Request — Print all entries precisely as they are written.

Records from a data collection —
— start —
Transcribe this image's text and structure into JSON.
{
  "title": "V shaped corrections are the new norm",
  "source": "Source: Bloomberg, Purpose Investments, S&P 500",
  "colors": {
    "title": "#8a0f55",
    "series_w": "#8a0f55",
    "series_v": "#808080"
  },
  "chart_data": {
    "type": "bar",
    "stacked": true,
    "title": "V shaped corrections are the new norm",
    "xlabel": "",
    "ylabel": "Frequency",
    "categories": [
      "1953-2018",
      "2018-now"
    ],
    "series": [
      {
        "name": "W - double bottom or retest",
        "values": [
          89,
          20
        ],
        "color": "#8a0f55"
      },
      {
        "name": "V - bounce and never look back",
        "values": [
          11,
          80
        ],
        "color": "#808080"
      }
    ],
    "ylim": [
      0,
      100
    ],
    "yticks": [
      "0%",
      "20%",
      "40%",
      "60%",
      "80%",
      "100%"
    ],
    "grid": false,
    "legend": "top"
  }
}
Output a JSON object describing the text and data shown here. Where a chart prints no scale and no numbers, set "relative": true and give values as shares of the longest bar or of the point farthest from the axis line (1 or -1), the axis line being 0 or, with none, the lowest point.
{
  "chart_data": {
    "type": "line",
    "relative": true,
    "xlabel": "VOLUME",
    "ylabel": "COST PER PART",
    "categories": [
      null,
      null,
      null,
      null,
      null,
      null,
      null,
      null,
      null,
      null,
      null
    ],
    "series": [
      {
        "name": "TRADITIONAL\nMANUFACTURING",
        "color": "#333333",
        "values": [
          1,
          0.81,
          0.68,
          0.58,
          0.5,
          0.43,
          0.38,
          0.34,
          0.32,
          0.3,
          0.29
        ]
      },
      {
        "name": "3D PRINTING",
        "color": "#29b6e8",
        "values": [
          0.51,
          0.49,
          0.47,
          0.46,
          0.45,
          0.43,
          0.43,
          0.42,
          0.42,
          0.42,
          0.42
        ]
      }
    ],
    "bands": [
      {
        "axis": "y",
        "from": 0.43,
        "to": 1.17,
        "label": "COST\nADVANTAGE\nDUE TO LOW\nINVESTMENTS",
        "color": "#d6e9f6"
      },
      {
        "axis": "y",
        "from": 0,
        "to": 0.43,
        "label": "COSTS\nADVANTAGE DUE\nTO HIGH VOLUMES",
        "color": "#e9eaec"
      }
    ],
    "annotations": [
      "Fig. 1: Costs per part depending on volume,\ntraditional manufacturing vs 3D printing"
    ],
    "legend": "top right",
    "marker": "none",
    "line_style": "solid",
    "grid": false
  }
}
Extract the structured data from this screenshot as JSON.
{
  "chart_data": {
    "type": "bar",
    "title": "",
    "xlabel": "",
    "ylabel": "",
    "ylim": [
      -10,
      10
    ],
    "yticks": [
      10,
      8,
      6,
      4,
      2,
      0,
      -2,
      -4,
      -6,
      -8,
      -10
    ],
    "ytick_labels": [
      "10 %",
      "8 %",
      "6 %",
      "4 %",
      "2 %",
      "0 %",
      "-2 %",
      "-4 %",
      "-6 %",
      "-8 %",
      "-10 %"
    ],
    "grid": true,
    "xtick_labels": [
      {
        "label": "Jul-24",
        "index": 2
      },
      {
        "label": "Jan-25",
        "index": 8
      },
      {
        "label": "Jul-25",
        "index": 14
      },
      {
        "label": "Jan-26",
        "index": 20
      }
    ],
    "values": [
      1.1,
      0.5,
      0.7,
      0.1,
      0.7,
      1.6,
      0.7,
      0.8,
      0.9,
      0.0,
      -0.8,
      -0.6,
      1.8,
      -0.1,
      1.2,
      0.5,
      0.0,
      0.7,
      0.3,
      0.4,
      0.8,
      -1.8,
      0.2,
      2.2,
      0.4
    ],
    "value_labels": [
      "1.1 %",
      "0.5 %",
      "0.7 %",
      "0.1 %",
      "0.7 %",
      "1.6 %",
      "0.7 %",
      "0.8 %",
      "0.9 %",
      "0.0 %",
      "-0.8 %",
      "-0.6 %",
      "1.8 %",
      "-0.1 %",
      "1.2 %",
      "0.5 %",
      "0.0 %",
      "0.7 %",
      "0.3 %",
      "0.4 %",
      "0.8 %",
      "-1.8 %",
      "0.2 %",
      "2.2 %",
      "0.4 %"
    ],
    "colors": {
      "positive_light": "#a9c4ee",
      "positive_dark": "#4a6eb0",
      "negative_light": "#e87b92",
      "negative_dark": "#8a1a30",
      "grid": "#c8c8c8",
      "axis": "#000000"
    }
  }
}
— end —
Full solution —
Transcribe this image's text and structure into JSON.
{
  "title": "V shaped corrections are the new norm",
  "source": "Source: Bloomberg, Purpose Investments, S&P 500",
  "colors": {
    "title": "#8a0f55",
    "series_w": "#8a0f55",
    "series_v": "#808080"
  },
  "chart_data": {
    "type": "bar",
    "stacked": true,
    "title": "V shaped corrections are the new norm",
    "xlabel": "",
    "ylabel": "Frequency",
    "categories": [
      "1953-2018",
      "2018-now"
    ],
    "series": [
      {
        "name": "W - double bottom or retest",
        "values": [
          89,
          20
        ],
        "color": "#8a0f55"
      },
      {
        "name": "V - bounce and never look back",
        "values": [
          11,
          80
        ],
        "color": "#808080"
      }
    ],
    "ylim": [
      0,
      100
    ],
    "yticks": [
      "0%",
      "20%",
      "40%",
      "60%",
      "80%",
      "100%"
    ],
    "grid": false,
    "legend": "top"
  }
}
Output a JSON object describing the text and data shown here. Where a chart prints no scale and no numbers, set "relative": true and give values as shares of the longest bar or of the point farthest from the axis line (1 or -1), the axis line being 0 or, with none, the lowest point.
{
  "chart_data": {
    "type": "line",
    "relative": true,
    "xlabel": "VOLUME",
    "ylabel": "COST PER PART",
    "categories": [
      null,
      null,
      null,
      null,
      null,
      null,
      null,
      null,
      null,
      null,
      null
    ],
    "series": [
      {
        "name": "TRADITIONAL\nMANUFACTURING",
        "color": "#333333",
        "values": [
          1,
          0.81,
          0.68,
          0.58,
          0.5,
          0.43,
          0.38,
          0.34,
          0.32,
          0.3,
          0.29
        ]
      },
      {
        "name": "3D PRINTING",
        "color": "#29b6e8",
        "values": [
          0.51,
          0.49,
          0.47,
          0.46,
          0.45,
          0.43,
          0.43,
          0.42,
          0.42,
          0.42,
          0.42
        ]
      }
    ],
    "bands": [
      {
        "axis": "y",
        "from": 0.43,
        "to": 1.17,
        "label": "COST\nADVANTAGE\nDUE TO LOW\nINVESTMENTS",
        "color": "#d6e9f6"
      },
      {
        "axis": "y",
        "from": 0,
        "to": 0.43,
        "label": "COSTS\nADVANTAGE DUE\nTO HIGH VOLUMES",
        "color": "#e9eaec"
      }
    ],
    "annotations": [
      "Fig. 1: Costs per part depending on volume,\ntraditional manufacturing vs 3D printing"
    ],
    "legend": "top right",
    "marker": "none",
    "line_style": "solid",
    "grid": false
  }
}
Extract the structured data from this screenshot as JSON.
{
  "chart_data": {
    "type": "bar",
    "title": "",
    "xlabel": "",
    "ylabel": "",
    "ylim": [
      -10,
      10
    ],
    "yticks": [
      10,
      8,
      6,
      4,
      2,
      0,
      -2,
      -4,
      -6,
      -8,
      -10
    ],
    "ytick_labels": [
      "10 %",
      "8 %",
      "6 %",
      "4 %",
      "2 %",
      "0 %",
      "-2 %",
      "-4 %",
      "-6 %",
      "-8 %",
      "-10 %"
    ],
    "grid": true,
    "xtick_labels": [
      {
        "label": "Jul-24",
        "index": 2
      },
      {
        "label": "Jan-25",
        "index": 8
      },
      {
        "label": "Jul-25",
        "index": 14
      },
      {
        "label": "Jan-26",
        "index": 20
      }
    ],
    "values": [
      1.1,
      0.5,
      0.7,
      0.1,
      0.7,
      1.6,
      0.7,
      0.8,
      0.9,
      0.0,
      -0.8,
      -0.6,
      1.8,
      -0.1,
      1.2,
      0.5,
      0.0,
      0.7,
      0.3,
      0.4,
      0.8,
      -1.8,
      0.2,
      2.2,
      0.4
    ],
    "value_labels": [
      "1.1 %",
      "0.5 %",
      "0.7 %",
      "0.1 %",
      "0.7 %",
      "1.6 %",
      "0.7 %",
      "0.8 %",
      "0.9 %",
      "0.0 %",
      "-0.8 %",
      "-0.6 %",
      "1.8 %",
      "-0.1 %",
      "1.2 %",
      "0.5 %",
      "0.0 %",
      "0.7 %",
      "0.3 %",
      "0.4 %",
      "0.8 %",
      "-1.8 %",
      "0.2 %",
      "2.2 %",
      "0.4 %"
    ],
    "colors": {
      "positive_light": "#a9c4ee",
      "positive_dark": "#4a6eb0",
      "negative_light": "#e87b92",
      "negative_dark": "#8a1a30",
      "grid": "#c8c8c8",
      "axis": "#000000"
    }
  }
}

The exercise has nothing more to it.